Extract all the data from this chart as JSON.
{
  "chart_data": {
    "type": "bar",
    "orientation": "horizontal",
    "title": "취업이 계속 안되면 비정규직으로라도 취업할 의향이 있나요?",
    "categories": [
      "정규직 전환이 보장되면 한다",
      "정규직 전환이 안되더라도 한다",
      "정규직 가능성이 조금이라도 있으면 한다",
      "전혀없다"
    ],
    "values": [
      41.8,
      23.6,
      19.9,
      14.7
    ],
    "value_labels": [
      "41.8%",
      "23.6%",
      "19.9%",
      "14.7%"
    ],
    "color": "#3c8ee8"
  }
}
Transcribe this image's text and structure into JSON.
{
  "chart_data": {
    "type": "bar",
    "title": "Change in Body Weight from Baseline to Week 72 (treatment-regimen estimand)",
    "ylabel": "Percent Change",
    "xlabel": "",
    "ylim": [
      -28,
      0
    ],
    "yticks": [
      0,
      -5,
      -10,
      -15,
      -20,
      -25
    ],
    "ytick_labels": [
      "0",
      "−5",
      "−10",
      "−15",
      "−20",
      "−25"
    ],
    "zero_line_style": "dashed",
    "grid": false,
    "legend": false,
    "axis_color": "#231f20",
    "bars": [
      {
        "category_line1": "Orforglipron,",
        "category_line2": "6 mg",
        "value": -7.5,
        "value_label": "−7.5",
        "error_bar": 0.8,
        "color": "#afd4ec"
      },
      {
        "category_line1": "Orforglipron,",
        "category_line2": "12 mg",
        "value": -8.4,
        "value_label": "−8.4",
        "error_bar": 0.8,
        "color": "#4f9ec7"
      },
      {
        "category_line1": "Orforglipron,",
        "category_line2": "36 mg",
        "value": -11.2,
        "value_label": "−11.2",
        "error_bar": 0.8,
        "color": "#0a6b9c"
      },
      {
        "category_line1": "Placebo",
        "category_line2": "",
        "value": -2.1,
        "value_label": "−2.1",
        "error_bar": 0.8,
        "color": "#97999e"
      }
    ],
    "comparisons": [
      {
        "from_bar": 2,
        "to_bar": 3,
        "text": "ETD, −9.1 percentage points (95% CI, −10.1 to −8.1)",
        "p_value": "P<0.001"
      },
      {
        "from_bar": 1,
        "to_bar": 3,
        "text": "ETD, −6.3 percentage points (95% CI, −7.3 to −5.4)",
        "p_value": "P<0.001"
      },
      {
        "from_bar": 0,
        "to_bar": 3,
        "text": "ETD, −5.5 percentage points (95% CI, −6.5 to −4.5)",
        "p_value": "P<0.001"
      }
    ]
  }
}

____

**Stated exercise:** Consider the entries above and return each line with the string "title".

**Result for this task:**
    "title": "취업이 계속 안되면 비정규직으로라도 취업할 의향이 있나요?",
    "title": "Change in Body Weight from Baseline to Week 72 (treatment-regimen estimand)",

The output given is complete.